Stored data:

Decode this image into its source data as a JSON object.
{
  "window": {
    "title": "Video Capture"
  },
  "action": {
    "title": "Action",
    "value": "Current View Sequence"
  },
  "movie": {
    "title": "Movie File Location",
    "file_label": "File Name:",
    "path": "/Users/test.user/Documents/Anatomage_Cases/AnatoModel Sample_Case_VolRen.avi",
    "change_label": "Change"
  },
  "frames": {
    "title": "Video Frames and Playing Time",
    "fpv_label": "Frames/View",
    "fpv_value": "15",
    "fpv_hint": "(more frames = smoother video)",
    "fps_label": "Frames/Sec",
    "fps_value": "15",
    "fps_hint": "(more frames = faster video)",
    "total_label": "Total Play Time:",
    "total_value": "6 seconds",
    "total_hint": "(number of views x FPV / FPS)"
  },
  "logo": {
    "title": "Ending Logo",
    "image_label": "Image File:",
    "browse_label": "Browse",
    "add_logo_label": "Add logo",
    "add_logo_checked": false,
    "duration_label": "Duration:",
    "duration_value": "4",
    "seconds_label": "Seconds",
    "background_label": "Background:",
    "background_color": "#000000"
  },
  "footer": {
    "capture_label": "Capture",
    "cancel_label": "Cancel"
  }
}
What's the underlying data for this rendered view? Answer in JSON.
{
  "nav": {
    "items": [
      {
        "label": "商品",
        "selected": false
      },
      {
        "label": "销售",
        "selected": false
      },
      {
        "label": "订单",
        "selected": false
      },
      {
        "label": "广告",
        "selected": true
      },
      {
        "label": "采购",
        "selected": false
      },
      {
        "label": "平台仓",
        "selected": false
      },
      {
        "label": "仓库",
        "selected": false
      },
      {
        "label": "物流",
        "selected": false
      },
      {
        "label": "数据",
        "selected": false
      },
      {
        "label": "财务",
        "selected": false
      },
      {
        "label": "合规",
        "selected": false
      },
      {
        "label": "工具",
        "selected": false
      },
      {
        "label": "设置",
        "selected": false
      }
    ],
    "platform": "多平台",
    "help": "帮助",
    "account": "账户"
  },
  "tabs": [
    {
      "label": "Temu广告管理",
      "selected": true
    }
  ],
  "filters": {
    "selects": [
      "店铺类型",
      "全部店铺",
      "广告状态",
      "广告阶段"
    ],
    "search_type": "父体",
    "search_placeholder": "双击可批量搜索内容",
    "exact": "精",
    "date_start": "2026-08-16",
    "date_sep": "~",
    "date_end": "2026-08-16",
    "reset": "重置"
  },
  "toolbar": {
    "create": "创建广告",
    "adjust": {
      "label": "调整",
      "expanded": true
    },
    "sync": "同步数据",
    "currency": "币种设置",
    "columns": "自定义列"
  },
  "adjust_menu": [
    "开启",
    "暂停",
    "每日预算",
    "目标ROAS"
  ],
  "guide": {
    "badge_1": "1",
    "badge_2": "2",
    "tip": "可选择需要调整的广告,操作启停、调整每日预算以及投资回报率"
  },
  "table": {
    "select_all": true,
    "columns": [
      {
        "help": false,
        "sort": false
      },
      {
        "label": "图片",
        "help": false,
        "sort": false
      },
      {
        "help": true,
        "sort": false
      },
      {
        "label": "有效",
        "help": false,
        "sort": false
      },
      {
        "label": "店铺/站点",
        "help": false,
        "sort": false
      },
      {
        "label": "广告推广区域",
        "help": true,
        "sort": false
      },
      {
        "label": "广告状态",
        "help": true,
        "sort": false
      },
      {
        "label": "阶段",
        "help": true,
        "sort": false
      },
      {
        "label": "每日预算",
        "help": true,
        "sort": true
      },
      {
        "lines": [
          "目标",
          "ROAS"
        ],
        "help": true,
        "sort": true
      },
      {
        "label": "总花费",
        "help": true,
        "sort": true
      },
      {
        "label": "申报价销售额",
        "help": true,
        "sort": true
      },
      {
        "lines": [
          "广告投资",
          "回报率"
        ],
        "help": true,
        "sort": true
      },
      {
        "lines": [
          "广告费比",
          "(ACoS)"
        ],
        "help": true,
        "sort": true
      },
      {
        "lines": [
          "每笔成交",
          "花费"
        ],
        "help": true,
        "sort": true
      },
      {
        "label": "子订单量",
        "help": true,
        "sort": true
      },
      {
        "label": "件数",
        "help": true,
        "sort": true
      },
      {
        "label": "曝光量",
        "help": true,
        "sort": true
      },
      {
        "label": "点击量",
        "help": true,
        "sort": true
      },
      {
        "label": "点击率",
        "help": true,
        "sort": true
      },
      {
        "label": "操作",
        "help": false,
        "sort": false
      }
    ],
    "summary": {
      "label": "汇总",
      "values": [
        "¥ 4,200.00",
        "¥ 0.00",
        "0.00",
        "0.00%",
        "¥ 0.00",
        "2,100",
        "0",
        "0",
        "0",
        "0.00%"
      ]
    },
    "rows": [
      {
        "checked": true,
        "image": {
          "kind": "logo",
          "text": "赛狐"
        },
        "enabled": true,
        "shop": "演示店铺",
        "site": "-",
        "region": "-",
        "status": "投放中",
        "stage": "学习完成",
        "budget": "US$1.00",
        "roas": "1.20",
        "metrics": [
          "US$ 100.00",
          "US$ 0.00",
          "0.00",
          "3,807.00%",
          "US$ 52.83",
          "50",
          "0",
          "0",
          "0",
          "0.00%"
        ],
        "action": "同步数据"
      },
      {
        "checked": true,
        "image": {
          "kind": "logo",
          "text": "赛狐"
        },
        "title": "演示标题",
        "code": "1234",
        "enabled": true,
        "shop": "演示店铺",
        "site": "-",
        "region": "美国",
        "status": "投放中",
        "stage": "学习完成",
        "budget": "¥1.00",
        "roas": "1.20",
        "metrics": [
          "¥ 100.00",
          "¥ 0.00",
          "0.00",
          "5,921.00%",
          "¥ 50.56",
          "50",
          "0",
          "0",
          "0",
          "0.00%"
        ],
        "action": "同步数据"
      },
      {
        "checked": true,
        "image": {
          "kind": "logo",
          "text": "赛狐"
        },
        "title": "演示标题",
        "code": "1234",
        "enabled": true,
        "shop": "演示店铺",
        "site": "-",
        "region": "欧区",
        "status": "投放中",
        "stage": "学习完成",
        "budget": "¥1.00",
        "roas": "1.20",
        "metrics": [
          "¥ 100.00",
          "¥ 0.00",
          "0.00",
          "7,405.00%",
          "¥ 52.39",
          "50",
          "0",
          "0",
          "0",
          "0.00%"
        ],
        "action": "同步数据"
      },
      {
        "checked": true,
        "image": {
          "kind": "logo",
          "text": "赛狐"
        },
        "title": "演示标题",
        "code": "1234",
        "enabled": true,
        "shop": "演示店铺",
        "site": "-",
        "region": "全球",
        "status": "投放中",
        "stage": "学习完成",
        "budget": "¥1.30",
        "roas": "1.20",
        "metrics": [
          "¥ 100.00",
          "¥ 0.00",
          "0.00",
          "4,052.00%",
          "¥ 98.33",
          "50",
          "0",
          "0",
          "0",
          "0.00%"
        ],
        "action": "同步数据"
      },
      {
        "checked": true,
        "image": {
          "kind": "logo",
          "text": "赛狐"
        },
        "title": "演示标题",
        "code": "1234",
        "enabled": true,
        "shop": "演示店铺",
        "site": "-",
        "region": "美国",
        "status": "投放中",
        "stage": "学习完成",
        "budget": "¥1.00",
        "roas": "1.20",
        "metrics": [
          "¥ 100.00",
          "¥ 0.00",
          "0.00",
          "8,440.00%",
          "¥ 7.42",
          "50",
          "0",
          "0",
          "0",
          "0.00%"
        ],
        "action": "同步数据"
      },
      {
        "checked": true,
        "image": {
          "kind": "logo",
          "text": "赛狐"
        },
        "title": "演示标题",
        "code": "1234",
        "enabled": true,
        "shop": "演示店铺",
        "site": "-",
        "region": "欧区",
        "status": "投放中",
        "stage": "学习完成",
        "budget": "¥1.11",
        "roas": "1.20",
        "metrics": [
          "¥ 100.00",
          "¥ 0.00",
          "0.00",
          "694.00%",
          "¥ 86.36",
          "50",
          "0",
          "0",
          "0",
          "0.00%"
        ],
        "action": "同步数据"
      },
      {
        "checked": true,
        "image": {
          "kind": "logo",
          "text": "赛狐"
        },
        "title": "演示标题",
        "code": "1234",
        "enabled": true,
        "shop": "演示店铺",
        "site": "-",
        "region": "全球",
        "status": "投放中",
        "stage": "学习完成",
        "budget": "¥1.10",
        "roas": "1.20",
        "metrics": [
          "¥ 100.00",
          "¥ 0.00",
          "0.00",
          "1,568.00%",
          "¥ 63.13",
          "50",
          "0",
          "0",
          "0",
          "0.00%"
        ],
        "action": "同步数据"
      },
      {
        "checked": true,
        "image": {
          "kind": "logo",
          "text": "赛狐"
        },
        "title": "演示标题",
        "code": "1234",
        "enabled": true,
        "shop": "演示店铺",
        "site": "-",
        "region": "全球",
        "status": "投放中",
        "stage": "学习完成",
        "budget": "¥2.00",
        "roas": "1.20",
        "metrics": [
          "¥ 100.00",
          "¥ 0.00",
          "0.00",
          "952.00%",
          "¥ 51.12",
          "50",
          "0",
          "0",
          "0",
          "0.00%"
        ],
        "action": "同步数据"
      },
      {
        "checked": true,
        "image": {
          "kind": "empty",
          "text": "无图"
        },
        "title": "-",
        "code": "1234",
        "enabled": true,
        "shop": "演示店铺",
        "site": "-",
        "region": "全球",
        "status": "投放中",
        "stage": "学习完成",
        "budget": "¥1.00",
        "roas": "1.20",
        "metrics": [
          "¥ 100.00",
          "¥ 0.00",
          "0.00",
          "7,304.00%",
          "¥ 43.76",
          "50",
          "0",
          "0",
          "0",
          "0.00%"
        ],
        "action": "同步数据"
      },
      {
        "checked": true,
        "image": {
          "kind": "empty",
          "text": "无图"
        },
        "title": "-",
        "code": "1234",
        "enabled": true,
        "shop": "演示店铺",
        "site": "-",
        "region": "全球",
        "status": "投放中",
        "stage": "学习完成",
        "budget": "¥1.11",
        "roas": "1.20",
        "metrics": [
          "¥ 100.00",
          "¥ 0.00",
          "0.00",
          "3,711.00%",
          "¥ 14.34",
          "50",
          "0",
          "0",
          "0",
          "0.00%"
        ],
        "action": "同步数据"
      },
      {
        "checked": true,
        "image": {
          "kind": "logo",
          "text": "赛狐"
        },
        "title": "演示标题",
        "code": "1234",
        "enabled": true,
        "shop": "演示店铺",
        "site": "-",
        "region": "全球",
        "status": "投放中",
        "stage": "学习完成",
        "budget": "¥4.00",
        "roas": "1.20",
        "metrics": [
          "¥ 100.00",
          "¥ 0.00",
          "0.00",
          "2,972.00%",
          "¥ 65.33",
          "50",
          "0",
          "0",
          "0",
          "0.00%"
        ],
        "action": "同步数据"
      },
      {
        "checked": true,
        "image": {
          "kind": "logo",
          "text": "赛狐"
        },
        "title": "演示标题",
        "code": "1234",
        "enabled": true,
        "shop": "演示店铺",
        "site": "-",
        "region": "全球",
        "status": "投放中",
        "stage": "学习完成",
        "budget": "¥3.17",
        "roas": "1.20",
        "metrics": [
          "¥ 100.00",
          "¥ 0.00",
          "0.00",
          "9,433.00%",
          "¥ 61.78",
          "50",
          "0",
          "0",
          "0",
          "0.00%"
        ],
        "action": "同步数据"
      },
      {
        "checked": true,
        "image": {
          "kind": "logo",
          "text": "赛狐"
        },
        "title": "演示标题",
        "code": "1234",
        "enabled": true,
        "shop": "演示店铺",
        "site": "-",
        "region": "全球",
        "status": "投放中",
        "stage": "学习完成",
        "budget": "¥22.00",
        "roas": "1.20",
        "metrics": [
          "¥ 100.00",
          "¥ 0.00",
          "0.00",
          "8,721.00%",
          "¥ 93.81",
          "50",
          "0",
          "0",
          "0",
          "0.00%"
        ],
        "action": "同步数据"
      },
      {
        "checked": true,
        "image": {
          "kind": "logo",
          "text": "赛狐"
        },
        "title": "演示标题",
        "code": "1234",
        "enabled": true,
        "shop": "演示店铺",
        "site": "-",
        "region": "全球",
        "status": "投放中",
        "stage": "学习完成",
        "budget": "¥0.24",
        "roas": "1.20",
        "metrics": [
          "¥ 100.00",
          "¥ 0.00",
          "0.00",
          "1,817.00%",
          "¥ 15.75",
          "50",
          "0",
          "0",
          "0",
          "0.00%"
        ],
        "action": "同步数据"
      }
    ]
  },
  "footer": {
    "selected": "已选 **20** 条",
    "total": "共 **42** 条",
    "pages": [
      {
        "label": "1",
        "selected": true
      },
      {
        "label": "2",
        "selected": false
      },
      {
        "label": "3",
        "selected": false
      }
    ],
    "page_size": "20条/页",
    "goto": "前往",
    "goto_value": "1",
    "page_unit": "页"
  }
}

What you have to do:
Count each line of the data where the word "JSON" appears, then reply with the total only.

Exercise answer:
2